[Recorded data]
● ● ●
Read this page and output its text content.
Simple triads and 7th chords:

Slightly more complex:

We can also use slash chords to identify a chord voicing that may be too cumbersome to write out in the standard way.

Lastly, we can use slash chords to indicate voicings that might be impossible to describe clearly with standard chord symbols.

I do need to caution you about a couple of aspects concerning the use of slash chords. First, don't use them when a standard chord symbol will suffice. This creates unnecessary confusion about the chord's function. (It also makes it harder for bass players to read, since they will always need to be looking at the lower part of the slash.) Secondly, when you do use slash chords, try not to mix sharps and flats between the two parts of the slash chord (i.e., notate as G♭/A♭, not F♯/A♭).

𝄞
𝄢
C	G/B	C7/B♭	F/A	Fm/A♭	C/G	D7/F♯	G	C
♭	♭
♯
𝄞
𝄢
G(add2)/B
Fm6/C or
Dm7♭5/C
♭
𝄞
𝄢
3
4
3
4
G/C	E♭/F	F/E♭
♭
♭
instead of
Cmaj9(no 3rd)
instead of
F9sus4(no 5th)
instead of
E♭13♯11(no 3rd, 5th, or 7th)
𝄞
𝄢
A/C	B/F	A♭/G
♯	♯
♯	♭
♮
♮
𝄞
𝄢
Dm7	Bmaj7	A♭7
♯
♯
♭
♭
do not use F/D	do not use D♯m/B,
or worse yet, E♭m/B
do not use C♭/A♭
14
● ● ●
* _Requirements_
Filter the entries down to the lines containing "that". Copy each of those lines.

* _Problem solution_
We can also use slash chords to identify a chord voicing that may be too cumbersome to write out in the standard way.
Lastly, we can use slash chords to indicate voicings that might be impossible to describe clearly with standard chord symbols.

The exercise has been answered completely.